→ **Set exercise**:
Please reproduce the stretch from the line containing "Patent image size: (693, 542)." through the line containing "The twine 30 is at (197, 311).", renaming "round baler" to "cylindrical baler" and leaving everything else as it is.

(A run of records)
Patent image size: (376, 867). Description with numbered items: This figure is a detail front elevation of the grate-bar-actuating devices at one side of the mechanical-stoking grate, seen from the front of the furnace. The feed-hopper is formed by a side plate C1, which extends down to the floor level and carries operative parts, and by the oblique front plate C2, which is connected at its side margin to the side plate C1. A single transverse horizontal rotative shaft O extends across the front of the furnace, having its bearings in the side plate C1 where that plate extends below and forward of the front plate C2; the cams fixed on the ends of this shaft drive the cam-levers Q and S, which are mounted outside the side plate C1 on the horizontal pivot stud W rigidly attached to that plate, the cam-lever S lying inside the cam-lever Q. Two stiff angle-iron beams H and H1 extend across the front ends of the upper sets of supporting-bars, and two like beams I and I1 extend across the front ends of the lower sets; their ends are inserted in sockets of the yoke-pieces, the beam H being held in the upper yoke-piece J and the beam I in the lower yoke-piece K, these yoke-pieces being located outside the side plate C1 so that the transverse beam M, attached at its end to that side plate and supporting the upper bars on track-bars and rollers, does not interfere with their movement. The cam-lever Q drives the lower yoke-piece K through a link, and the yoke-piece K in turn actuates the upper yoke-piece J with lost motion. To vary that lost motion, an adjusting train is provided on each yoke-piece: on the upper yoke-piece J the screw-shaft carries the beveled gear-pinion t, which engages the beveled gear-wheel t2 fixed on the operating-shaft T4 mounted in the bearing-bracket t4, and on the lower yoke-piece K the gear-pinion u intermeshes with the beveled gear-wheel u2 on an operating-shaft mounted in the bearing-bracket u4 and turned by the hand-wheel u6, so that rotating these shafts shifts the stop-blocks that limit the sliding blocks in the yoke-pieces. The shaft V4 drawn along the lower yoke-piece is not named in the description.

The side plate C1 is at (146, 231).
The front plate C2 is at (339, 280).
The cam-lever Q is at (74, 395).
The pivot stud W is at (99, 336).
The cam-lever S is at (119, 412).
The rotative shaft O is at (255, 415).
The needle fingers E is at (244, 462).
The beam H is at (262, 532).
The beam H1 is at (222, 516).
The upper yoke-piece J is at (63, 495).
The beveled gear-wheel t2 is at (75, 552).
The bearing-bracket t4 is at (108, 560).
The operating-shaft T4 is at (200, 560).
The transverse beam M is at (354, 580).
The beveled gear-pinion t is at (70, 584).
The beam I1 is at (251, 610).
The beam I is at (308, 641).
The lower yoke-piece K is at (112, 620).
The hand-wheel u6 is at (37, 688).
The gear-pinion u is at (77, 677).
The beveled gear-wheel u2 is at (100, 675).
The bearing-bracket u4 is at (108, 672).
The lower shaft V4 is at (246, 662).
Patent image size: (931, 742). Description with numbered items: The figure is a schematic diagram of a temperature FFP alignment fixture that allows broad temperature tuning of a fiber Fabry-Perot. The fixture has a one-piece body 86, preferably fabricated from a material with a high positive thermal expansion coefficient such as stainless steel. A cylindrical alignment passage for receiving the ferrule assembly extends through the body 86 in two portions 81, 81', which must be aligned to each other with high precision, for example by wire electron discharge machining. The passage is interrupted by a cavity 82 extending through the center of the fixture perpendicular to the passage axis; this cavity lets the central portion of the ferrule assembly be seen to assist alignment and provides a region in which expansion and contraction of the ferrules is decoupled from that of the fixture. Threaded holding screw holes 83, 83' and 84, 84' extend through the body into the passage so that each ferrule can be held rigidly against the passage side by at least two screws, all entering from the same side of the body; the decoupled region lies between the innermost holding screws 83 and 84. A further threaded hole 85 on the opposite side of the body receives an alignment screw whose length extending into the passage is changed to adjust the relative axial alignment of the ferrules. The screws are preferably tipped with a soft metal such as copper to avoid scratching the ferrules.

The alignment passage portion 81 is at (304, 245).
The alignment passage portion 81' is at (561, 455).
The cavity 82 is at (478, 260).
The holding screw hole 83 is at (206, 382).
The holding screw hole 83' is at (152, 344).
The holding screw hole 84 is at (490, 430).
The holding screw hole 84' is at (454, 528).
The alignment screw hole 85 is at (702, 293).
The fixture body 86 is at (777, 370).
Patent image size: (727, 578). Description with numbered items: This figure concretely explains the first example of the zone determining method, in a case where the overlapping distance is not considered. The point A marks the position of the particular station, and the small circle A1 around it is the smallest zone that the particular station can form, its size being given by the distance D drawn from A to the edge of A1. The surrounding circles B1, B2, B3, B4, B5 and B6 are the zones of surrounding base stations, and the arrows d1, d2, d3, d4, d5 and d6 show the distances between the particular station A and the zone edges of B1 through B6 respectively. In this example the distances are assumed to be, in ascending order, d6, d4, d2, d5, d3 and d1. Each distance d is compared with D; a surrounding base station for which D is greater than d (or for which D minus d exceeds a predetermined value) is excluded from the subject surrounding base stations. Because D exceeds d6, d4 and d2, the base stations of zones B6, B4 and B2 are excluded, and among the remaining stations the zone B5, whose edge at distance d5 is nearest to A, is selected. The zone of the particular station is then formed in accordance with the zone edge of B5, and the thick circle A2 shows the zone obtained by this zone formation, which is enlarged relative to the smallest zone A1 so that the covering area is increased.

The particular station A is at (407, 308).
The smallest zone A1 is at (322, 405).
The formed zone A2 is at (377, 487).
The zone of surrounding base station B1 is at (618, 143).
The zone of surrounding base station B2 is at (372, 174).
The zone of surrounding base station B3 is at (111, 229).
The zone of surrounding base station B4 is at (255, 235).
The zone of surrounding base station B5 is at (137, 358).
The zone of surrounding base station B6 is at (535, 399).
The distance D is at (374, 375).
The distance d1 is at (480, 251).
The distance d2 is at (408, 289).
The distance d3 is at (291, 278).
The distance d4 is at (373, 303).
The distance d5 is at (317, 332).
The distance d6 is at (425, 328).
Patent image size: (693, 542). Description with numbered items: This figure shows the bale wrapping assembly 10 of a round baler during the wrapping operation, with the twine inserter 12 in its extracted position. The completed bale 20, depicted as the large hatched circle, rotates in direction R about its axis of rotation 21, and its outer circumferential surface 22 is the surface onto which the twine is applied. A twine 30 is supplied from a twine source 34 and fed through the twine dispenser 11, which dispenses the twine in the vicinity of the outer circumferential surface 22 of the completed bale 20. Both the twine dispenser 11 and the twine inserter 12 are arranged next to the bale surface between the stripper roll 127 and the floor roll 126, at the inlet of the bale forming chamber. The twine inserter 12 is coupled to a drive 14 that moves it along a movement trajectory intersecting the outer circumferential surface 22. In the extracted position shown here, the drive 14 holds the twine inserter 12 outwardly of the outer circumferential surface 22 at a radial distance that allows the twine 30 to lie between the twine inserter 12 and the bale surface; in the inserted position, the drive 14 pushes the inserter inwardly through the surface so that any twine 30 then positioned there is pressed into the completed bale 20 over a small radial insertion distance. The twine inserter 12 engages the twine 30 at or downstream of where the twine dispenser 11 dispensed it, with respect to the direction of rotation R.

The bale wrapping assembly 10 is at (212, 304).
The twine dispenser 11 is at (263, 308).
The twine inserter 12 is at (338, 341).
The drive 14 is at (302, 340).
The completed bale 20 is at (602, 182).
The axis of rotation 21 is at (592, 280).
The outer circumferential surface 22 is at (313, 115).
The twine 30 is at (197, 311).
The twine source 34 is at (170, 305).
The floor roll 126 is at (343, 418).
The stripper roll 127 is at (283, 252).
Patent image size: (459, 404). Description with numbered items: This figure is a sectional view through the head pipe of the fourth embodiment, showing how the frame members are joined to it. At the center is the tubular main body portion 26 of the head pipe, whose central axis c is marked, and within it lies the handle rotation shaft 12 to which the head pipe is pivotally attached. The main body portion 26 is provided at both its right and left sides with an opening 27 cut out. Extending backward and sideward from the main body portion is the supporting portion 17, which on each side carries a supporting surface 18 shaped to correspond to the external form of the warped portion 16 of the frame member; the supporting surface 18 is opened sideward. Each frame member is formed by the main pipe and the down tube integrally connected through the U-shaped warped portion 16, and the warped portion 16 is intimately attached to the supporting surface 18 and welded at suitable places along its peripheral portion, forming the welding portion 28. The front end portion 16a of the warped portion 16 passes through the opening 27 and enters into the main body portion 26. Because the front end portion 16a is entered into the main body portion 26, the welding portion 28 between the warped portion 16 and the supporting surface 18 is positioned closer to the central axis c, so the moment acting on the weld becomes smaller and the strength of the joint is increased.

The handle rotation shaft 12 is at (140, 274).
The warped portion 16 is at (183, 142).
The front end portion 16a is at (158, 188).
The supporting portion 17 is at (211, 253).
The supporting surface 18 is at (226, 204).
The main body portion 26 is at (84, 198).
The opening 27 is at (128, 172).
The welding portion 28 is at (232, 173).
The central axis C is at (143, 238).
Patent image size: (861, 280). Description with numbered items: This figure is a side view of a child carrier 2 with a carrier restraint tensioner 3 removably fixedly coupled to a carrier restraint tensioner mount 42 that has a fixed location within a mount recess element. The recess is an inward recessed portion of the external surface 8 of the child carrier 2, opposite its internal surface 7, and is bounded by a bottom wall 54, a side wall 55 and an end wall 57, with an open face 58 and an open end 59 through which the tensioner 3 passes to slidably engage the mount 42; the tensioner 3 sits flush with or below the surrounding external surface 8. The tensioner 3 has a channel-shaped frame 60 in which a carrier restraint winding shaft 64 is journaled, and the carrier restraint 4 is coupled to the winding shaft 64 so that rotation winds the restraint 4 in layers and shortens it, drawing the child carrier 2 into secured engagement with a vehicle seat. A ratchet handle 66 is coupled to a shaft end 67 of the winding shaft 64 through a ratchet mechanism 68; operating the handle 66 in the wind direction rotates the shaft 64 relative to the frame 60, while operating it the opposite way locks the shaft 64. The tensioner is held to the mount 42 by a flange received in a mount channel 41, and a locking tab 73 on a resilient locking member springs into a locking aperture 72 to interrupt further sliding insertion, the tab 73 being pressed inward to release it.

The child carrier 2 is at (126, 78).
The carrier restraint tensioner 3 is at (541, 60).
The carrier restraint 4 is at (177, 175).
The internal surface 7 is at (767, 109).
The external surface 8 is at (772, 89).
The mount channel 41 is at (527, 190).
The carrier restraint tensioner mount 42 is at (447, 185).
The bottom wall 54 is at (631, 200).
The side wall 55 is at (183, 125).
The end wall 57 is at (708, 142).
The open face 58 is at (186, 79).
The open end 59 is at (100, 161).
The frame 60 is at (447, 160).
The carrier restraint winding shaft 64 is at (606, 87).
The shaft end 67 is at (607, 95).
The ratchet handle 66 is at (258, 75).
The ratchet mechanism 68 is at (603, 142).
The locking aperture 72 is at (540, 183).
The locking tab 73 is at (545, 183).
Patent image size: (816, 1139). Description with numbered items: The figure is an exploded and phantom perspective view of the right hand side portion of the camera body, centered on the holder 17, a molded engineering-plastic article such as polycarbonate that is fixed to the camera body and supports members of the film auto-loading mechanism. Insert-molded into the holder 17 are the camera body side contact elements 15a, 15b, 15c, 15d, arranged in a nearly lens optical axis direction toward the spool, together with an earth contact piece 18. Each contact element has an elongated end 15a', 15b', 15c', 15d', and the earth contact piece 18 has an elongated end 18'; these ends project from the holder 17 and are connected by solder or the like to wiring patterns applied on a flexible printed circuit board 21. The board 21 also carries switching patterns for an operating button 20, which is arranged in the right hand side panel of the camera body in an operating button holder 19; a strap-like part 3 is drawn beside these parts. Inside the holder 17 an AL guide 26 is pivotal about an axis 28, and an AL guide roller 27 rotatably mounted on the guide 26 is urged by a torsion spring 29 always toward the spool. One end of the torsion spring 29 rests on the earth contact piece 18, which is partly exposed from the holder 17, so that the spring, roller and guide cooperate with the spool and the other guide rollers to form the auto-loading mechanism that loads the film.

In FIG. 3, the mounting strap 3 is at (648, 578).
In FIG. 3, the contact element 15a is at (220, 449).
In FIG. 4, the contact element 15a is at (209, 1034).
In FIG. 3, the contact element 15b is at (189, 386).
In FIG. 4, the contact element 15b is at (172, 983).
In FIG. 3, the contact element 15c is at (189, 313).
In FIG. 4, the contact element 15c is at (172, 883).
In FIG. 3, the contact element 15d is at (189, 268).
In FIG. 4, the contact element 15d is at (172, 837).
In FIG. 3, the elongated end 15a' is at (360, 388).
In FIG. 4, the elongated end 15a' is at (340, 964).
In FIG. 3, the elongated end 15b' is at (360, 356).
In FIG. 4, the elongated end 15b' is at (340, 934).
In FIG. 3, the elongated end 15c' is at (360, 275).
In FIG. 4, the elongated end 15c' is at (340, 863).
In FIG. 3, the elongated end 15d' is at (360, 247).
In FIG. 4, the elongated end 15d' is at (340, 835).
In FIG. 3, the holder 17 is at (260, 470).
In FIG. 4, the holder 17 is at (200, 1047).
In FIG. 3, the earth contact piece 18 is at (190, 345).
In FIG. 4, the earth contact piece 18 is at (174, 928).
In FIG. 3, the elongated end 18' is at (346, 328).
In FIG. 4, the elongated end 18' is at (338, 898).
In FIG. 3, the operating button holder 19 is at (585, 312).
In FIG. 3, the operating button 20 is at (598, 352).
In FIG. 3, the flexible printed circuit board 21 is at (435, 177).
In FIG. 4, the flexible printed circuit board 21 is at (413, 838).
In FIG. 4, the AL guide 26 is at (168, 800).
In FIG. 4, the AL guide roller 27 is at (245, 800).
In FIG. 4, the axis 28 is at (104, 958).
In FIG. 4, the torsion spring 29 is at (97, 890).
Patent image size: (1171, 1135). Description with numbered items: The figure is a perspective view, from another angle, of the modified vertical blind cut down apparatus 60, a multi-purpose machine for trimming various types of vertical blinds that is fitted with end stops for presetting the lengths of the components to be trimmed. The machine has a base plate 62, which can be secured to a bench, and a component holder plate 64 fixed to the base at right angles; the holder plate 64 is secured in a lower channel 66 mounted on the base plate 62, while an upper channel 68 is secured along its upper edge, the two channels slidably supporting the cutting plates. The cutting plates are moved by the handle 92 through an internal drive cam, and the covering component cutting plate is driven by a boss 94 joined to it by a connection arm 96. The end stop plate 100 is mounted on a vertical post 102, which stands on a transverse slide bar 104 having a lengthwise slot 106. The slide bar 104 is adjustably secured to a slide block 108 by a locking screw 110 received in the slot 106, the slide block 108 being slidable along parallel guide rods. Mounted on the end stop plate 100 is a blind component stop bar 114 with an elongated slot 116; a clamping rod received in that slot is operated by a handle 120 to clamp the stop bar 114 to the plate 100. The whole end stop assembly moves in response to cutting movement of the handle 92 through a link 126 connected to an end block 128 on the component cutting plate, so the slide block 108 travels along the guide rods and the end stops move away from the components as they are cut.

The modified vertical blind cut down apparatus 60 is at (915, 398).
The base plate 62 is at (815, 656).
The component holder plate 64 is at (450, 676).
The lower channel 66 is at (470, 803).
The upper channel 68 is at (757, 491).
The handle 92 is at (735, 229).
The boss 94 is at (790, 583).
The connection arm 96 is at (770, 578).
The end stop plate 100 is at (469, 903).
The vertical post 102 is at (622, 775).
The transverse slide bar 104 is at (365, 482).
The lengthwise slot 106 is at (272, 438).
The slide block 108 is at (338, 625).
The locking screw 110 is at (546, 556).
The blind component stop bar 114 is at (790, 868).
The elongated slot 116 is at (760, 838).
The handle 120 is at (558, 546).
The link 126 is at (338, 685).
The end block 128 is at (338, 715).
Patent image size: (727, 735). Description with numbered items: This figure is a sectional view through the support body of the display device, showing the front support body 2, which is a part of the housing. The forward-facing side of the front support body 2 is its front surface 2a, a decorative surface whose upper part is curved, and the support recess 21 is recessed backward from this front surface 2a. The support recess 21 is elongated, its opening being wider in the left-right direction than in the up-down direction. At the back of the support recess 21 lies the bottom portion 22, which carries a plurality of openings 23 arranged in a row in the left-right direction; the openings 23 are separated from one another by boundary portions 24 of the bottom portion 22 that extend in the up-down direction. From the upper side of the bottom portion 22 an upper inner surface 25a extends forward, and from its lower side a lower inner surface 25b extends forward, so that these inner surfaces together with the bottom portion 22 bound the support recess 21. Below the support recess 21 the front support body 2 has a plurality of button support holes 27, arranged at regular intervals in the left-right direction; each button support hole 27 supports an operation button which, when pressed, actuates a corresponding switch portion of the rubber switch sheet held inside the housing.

→ **Final result**:
Patent image size: (693, 542). Description with numbered items: This figure shows the bale wrapping assembly 10 of a cylindrical baler during the wrapping operation, with the twine inserter 12 in its extracted position. The completed bale 20, depicted as the large hatched circle, rotates in direction R about its axis of rotation 21, and its outer circumferential surface 22 is the surface onto which the twine is applied. A twine 30 is supplied from a twine source 34 and fed through the twine dispenser 11, which dispenses the twine in the vicinity of the outer circumferential surface 22 of the completed bale 20. Both the twine dispenser 11 and the twine inserter 12 are arranged next to the bale surface between the stripper roll 127 and the floor roll 126, at the inlet of the bale forming chamber. The twine inserter 12 is coupled to a drive 14 that moves it along a movement trajectory intersecting the outer circumferential surface 22. In the extracted position shown here, the drive 14 holds the twine inserter 12 outwardly of the outer circumferential surface 22 at a radial distance that allows the twine 30 to lie between the twine inserter 12 and the bale surface; in the inserted position, the drive 14 pushes the inserter inwardly through the surface so that any twine 30 then positioned there is pressed into the completed bale 20 over a small radial insertion distance. The twine inserter 12 engages the twine 30 at or downstream of where the twine dispenser 11 dispensed it, with respect to the direction of rotation R.

The bale wrapping assembly 10 is at (212, 304).
The twine dispenser 11 is at (263, 308).
The twine inserter 12 is at (338, 341).
The drive 14 is at (302, 340).
The completed bale 20 is at (602, 182).
The axis of rotation 21 is at (592, 280).
The outer circumferential surface 22 is at (313, 115).
The twine 30 is at (197, 311).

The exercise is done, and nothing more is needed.